To be done -> Go through the listing and return every line with "материалы" in it.

Extracted data ->
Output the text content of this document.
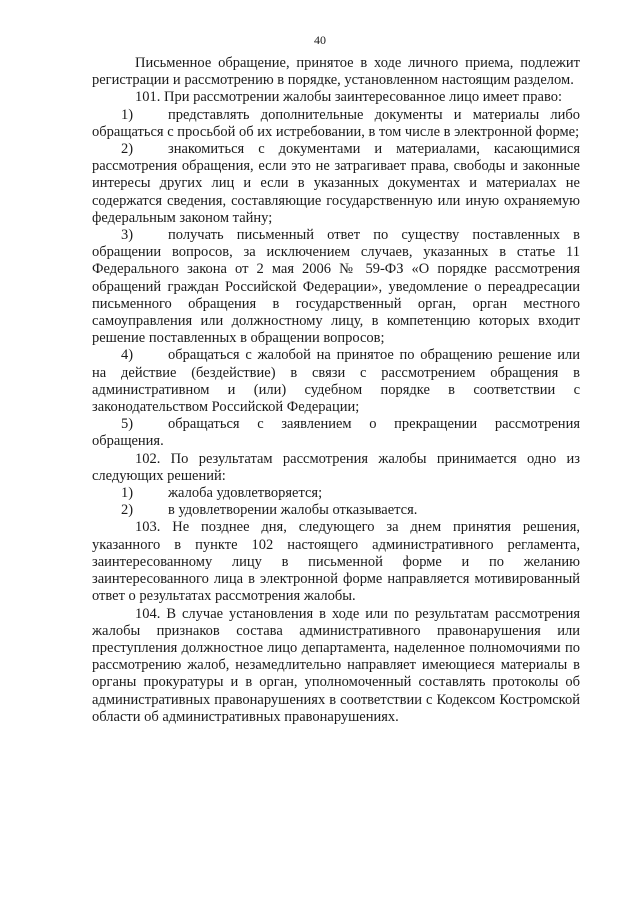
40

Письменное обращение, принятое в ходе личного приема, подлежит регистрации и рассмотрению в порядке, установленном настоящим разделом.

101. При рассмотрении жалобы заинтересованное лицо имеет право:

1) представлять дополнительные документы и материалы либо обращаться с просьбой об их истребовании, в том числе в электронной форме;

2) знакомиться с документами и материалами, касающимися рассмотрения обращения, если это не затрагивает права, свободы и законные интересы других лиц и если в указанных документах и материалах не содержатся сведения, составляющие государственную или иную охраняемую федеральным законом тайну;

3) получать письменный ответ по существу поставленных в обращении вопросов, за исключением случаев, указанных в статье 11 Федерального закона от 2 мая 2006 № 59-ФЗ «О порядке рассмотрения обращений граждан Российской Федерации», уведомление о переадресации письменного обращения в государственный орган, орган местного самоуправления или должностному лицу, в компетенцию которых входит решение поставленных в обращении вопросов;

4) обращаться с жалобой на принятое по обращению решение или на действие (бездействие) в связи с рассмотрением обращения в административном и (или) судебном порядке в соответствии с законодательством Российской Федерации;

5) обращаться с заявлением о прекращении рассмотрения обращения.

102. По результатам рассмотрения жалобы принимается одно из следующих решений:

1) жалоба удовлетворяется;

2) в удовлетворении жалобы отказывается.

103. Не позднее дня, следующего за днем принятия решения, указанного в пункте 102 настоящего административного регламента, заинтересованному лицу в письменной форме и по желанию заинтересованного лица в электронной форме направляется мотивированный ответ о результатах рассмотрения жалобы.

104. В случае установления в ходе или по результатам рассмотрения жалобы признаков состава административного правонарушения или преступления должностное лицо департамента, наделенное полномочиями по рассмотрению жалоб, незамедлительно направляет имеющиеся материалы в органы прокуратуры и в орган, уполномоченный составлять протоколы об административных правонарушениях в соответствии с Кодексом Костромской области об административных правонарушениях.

The reply ->
1) представлять дополнительные документы и материалы либо обращаться с просьбой об их истребовании, в том числе в электронной форме;
104. В случае установления в ходе или по результатам рассмотрения жалобы признаков состава административного правонарушения или преступления должностное лицо департамента, наделенное полномочиями по рассмотрению жалоб, незамедлительно направляет имеющиеся материалы в органы прокуратуры и в орган, уполномоченный составлять протоколы об административных правонарушениях в соответствии с Кодексом Костромской области об административных правонарушениях.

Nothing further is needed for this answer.